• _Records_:
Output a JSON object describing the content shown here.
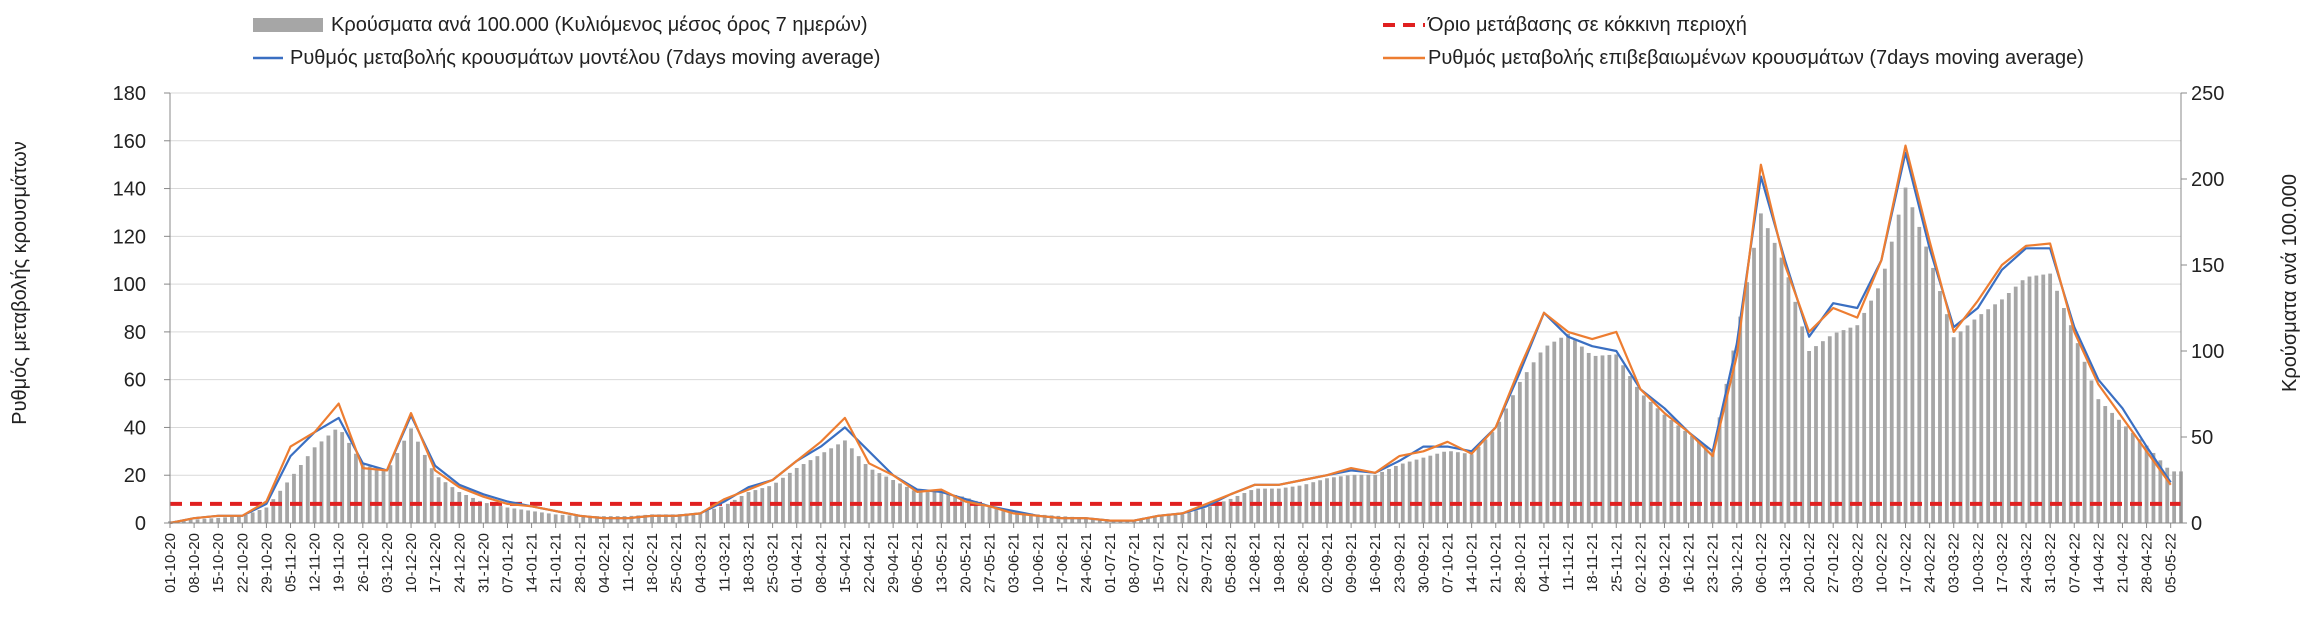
{
  "chart_data": {
    "type": "bar+line",
    "title": "",
    "y_left_label": "Ρυθμός μεταβολής κρουσμάτων",
    "y_right_label": "Κρούσματα ανά 100.000",
    "y_left_lim": [
      0,
      180
    ],
    "y_left_ticks": [
      0,
      20,
      40,
      60,
      80,
      100,
      120,
      140,
      160,
      180
    ],
    "y_right_lim": [
      0,
      250
    ],
    "y_right_ticks": [
      0,
      50,
      100,
      150,
      200,
      250
    ],
    "grid": "horizontal",
    "legend_position": "top",
    "x_start": "2020-10-01",
    "x_end": "2022-05-08",
    "x_tick_labels": [
      "01-10-20",
      "08-10-20",
      "15-10-20",
      "22-10-20",
      "29-10-20",
      "05-11-20",
      "12-11-20",
      "19-11-20",
      "26-11-20",
      "03-12-20",
      "10-12-20",
      "17-12-20",
      "24-12-20",
      "31-12-20",
      "07-01-21",
      "14-01-21",
      "21-01-21",
      "28-01-21",
      "04-02-21",
      "11-02-21",
      "18-02-21",
      "25-02-21",
      "04-03-21",
      "11-03-21",
      "18-03-21",
      "25-03-21",
      "01-04-21",
      "08-04-21",
      "15-04-21",
      "22-04-21",
      "29-04-21",
      "06-05-21",
      "13-05-21",
      "20-05-21",
      "27-05-21",
      "03-06-21",
      "10-06-21",
      "17-06-21",
      "24-06-21",
      "01-07-21",
      "08-07-21",
      "15-07-21",
      "22-07-21",
      "29-07-21",
      "05-08-21",
      "12-08-21",
      "19-08-21",
      "26-08-21",
      "02-09-21",
      "09-09-21",
      "16-09-21",
      "23-09-21",
      "30-09-21",
      "07-10-21",
      "14-10-21",
      "21-10-21",
      "28-10-21",
      "04-11-21",
      "11-11-21",
      "18-11-21",
      "25-11-21",
      "02-12-21",
      "09-12-21",
      "16-12-21",
      "23-12-21",
      "30-12-21",
      "06-01-22",
      "13-01-22",
      "20-01-22",
      "27-01-22",
      "03-02-22",
      "10-02-22",
      "17-02-22",
      "24-02-22",
      "03-03-22",
      "10-03-22",
      "17-03-22",
      "24-03-22",
      "31-03-22",
      "07-04-22",
      "14-04-22",
      "21-04-22",
      "28-04-22",
      "05-05-22"
    ],
    "threshold": {
      "name": "Όριο μετάβασης σε κόκκινη περιοχή",
      "value": 8,
      "axis": "left",
      "color": "#e02020"
    },
    "series": [
      {
        "name": "Κρούσματα ανά 100.000 (Κυλιόμενος μέσος όρος 7 ημερών)",
        "type": "bar",
        "axis": "right",
        "color": "#a6a6a6",
        "points": [
          [
            "2020-10-01",
            1
          ],
          [
            "2020-10-08",
            2
          ],
          [
            "2020-10-15",
            3
          ],
          [
            "2020-10-22",
            4
          ],
          [
            "2020-10-29",
            9
          ],
          [
            "2020-11-05",
            26
          ],
          [
            "2020-11-12",
            44
          ],
          [
            "2020-11-19",
            56
          ],
          [
            "2020-11-26",
            34
          ],
          [
            "2020-12-03",
            30
          ],
          [
            "2020-12-10",
            55
          ],
          [
            "2020-12-17",
            28
          ],
          [
            "2020-12-24",
            18
          ],
          [
            "2020-12-31",
            12
          ],
          [
            "2021-01-07",
            9
          ],
          [
            "2021-01-14",
            7
          ],
          [
            "2021-01-21",
            5
          ],
          [
            "2021-01-28",
            4
          ],
          [
            "2021-02-04",
            4
          ],
          [
            "2021-02-11",
            4
          ],
          [
            "2021-02-18",
            5
          ],
          [
            "2021-02-25",
            5
          ],
          [
            "2021-03-04",
            6
          ],
          [
            "2021-03-11",
            10
          ],
          [
            "2021-03-18",
            18
          ],
          [
            "2021-03-25",
            22
          ],
          [
            "2021-04-01",
            32
          ],
          [
            "2021-04-08",
            40
          ],
          [
            "2021-04-15",
            48
          ],
          [
            "2021-04-22",
            32
          ],
          [
            "2021-04-29",
            25
          ],
          [
            "2021-05-06",
            18
          ],
          [
            "2021-05-13",
            18
          ],
          [
            "2021-05-20",
            15
          ],
          [
            "2021-05-27",
            10
          ],
          [
            "2021-06-03",
            7
          ],
          [
            "2021-06-10",
            5
          ],
          [
            "2021-06-17",
            4
          ],
          [
            "2021-06-24",
            3
          ],
          [
            "2021-07-01",
            2
          ],
          [
            "2021-07-08",
            1
          ],
          [
            "2021-07-15",
            4
          ],
          [
            "2021-07-22",
            5
          ],
          [
            "2021-07-29",
            9
          ],
          [
            "2021-08-05",
            14
          ],
          [
            "2021-08-12",
            20
          ],
          [
            "2021-08-19",
            20
          ],
          [
            "2021-08-26",
            22
          ],
          [
            "2021-09-02",
            26
          ],
          [
            "2021-09-09",
            28
          ],
          [
            "2021-09-16",
            28
          ],
          [
            "2021-09-23",
            34
          ],
          [
            "2021-09-30",
            38
          ],
          [
            "2021-10-07",
            42
          ],
          [
            "2021-10-14",
            40
          ],
          [
            "2021-10-21",
            55
          ],
          [
            "2021-10-28",
            82
          ],
          [
            "2021-11-04",
            102
          ],
          [
            "2021-11-11",
            110
          ],
          [
            "2021-11-18",
            97
          ],
          [
            "2021-11-25",
            98
          ],
          [
            "2021-12-02",
            76
          ],
          [
            "2021-12-09",
            63
          ],
          [
            "2021-12-16",
            52
          ],
          [
            "2021-12-23",
            42
          ],
          [
            "2021-12-30",
            110
          ],
          [
            "2022-01-06",
            180
          ],
          [
            "2022-01-13",
            150
          ],
          [
            "2022-01-20",
            100
          ],
          [
            "2022-01-27",
            110
          ],
          [
            "2022-02-03",
            115
          ],
          [
            "2022-02-10",
            140
          ],
          [
            "2022-02-17",
            195
          ],
          [
            "2022-02-24",
            155
          ],
          [
            "2022-03-03",
            108
          ],
          [
            "2022-03-10",
            120
          ],
          [
            "2022-03-17",
            130
          ],
          [
            "2022-03-24",
            143
          ],
          [
            "2022-03-31",
            145
          ],
          [
            "2022-04-07",
            110
          ],
          [
            "2022-04-14",
            72
          ],
          [
            "2022-04-21",
            58
          ],
          [
            "2022-04-28",
            45
          ],
          [
            "2022-05-05",
            30
          ]
        ]
      },
      {
        "name": "Ρυθμός μεταβολής κρουσμάτων μοντέλου (7days moving average)",
        "type": "line",
        "axis": "left",
        "color": "#3a6fc2",
        "points": [
          [
            "2020-10-01",
            0
          ],
          [
            "2020-10-08",
            2
          ],
          [
            "2020-10-15",
            3
          ],
          [
            "2020-10-22",
            3
          ],
          [
            "2020-10-29",
            8
          ],
          [
            "2020-11-05",
            28
          ],
          [
            "2020-11-12",
            38
          ],
          [
            "2020-11-19",
            44
          ],
          [
            "2020-11-26",
            25
          ],
          [
            "2020-12-03",
            22
          ],
          [
            "2020-12-10",
            45
          ],
          [
            "2020-12-17",
            24
          ],
          [
            "2020-12-24",
            16
          ],
          [
            "2020-12-31",
            12
          ],
          [
            "2021-01-07",
            9
          ],
          [
            "2021-01-14",
            7
          ],
          [
            "2021-01-21",
            5
          ],
          [
            "2021-01-28",
            3
          ],
          [
            "2021-02-04",
            2
          ],
          [
            "2021-02-11",
            2
          ],
          [
            "2021-02-18",
            3
          ],
          [
            "2021-02-25",
            3
          ],
          [
            "2021-03-04",
            4
          ],
          [
            "2021-03-11",
            9
          ],
          [
            "2021-03-18",
            15
          ],
          [
            "2021-03-25",
            18
          ],
          [
            "2021-04-01",
            26
          ],
          [
            "2021-04-08",
            32
          ],
          [
            "2021-04-15",
            40
          ],
          [
            "2021-04-22",
            30
          ],
          [
            "2021-04-29",
            20
          ],
          [
            "2021-05-06",
            14
          ],
          [
            "2021-05-13",
            13
          ],
          [
            "2021-05-20",
            10
          ],
          [
            "2021-05-27",
            7
          ],
          [
            "2021-06-03",
            5
          ],
          [
            "2021-06-10",
            3
          ],
          [
            "2021-06-17",
            2
          ],
          [
            "2021-06-24",
            2
          ],
          [
            "2021-07-01",
            1
          ],
          [
            "2021-07-08",
            1
          ],
          [
            "2021-07-15",
            3
          ],
          [
            "2021-07-22",
            4
          ],
          [
            "2021-07-29",
            7
          ],
          [
            "2021-08-05",
            12
          ],
          [
            "2021-08-12",
            16
          ],
          [
            "2021-08-19",
            16
          ],
          [
            "2021-08-26",
            18
          ],
          [
            "2021-09-02",
            20
          ],
          [
            "2021-09-09",
            22
          ],
          [
            "2021-09-16",
            21
          ],
          [
            "2021-09-23",
            26
          ],
          [
            "2021-09-30",
            32
          ],
          [
            "2021-10-07",
            32
          ],
          [
            "2021-10-14",
            30
          ],
          [
            "2021-10-21",
            40
          ],
          [
            "2021-10-28",
            63
          ],
          [
            "2021-11-04",
            88
          ],
          [
            "2021-11-11",
            78
          ],
          [
            "2021-11-18",
            74
          ],
          [
            "2021-11-25",
            72
          ],
          [
            "2021-12-02",
            56
          ],
          [
            "2021-12-09",
            48
          ],
          [
            "2021-12-16",
            38
          ],
          [
            "2021-12-23",
            30
          ],
          [
            "2021-12-30",
            75
          ],
          [
            "2022-01-06",
            145
          ],
          [
            "2022-01-13",
            110
          ],
          [
            "2022-01-20",
            78
          ],
          [
            "2022-01-27",
            92
          ],
          [
            "2022-02-03",
            90
          ],
          [
            "2022-02-10",
            110
          ],
          [
            "2022-02-17",
            155
          ],
          [
            "2022-02-24",
            115
          ],
          [
            "2022-03-03",
            82
          ],
          [
            "2022-03-10",
            90
          ],
          [
            "2022-03-17",
            106
          ],
          [
            "2022-03-24",
            115
          ],
          [
            "2022-03-31",
            115
          ],
          [
            "2022-04-07",
            82
          ],
          [
            "2022-04-14",
            60
          ],
          [
            "2022-04-21",
            48
          ],
          [
            "2022-04-28",
            32
          ],
          [
            "2022-05-05",
            17
          ]
        ]
      },
      {
        "name": "Ρυθμός μεταβολής επιβεβαιωμένων κρουσμάτων (7days moving average)",
        "type": "line",
        "axis": "left",
        "color": "#ed7d31",
        "points": [
          [
            "2020-10-01",
            0
          ],
          [
            "2020-10-08",
            2
          ],
          [
            "2020-10-15",
            3
          ],
          [
            "2020-10-22",
            3
          ],
          [
            "2020-10-29",
            9
          ],
          [
            "2020-11-05",
            32
          ],
          [
            "2020-11-12",
            38
          ],
          [
            "2020-11-19",
            50
          ],
          [
            "2020-11-26",
            23
          ],
          [
            "2020-12-03",
            22
          ],
          [
            "2020-12-10",
            46
          ],
          [
            "2020-12-17",
            22
          ],
          [
            "2020-12-24",
            15
          ],
          [
            "2020-12-31",
            11
          ],
          [
            "2021-01-07",
            8
          ],
          [
            "2021-01-14",
            7
          ],
          [
            "2021-01-21",
            5
          ],
          [
            "2021-01-28",
            3
          ],
          [
            "2021-02-04",
            2
          ],
          [
            "2021-02-11",
            2
          ],
          [
            "2021-02-18",
            3
          ],
          [
            "2021-02-25",
            3
          ],
          [
            "2021-03-04",
            4
          ],
          [
            "2021-03-11",
            10
          ],
          [
            "2021-03-18",
            14
          ],
          [
            "2021-03-25",
            18
          ],
          [
            "2021-04-01",
            26
          ],
          [
            "2021-04-08",
            34
          ],
          [
            "2021-04-15",
            44
          ],
          [
            "2021-04-22",
            25
          ],
          [
            "2021-04-29",
            20
          ],
          [
            "2021-05-06",
            13
          ],
          [
            "2021-05-13",
            14
          ],
          [
            "2021-05-20",
            9
          ],
          [
            "2021-05-27",
            7
          ],
          [
            "2021-06-03",
            4
          ],
          [
            "2021-06-10",
            3
          ],
          [
            "2021-06-17",
            2
          ],
          [
            "2021-06-24",
            2
          ],
          [
            "2021-07-01",
            1
          ],
          [
            "2021-07-08",
            1
          ],
          [
            "2021-07-15",
            3
          ],
          [
            "2021-07-22",
            4
          ],
          [
            "2021-07-29",
            8
          ],
          [
            "2021-08-05",
            12
          ],
          [
            "2021-08-12",
            16
          ],
          [
            "2021-08-19",
            16
          ],
          [
            "2021-08-26",
            18
          ],
          [
            "2021-09-02",
            20
          ],
          [
            "2021-09-09",
            23
          ],
          [
            "2021-09-16",
            21
          ],
          [
            "2021-09-23",
            28
          ],
          [
            "2021-09-30",
            30
          ],
          [
            "2021-10-07",
            34
          ],
          [
            "2021-10-14",
            29
          ],
          [
            "2021-10-21",
            40
          ],
          [
            "2021-10-28",
            65
          ],
          [
            "2021-11-04",
            88
          ],
          [
            "2021-11-11",
            80
          ],
          [
            "2021-11-18",
            77
          ],
          [
            "2021-11-25",
            80
          ],
          [
            "2021-12-02",
            56
          ],
          [
            "2021-12-09",
            46
          ],
          [
            "2021-12-16",
            38
          ],
          [
            "2021-12-23",
            28
          ],
          [
            "2021-12-30",
            70
          ],
          [
            "2022-01-06",
            150
          ],
          [
            "2022-01-13",
            108
          ],
          [
            "2022-01-20",
            80
          ],
          [
            "2022-01-27",
            90
          ],
          [
            "2022-02-03",
            86
          ],
          [
            "2022-02-10",
            110
          ],
          [
            "2022-02-17",
            158
          ],
          [
            "2022-02-24",
            118
          ],
          [
            "2022-03-03",
            80
          ],
          [
            "2022-03-10",
            93
          ],
          [
            "2022-03-17",
            108
          ],
          [
            "2022-03-24",
            116
          ],
          [
            "2022-03-31",
            117
          ],
          [
            "2022-04-07",
            80
          ],
          [
            "2022-04-14",
            58
          ],
          [
            "2022-04-21",
            44
          ],
          [
            "2022-04-28",
            30
          ],
          [
            "2022-05-05",
            16
          ]
        ]
      }
    ]
  }
}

• _Aim of the exercise_: Tell how many lines in the records above contain "moving", giving the number and no other words.

• _Result for this exercise_: 2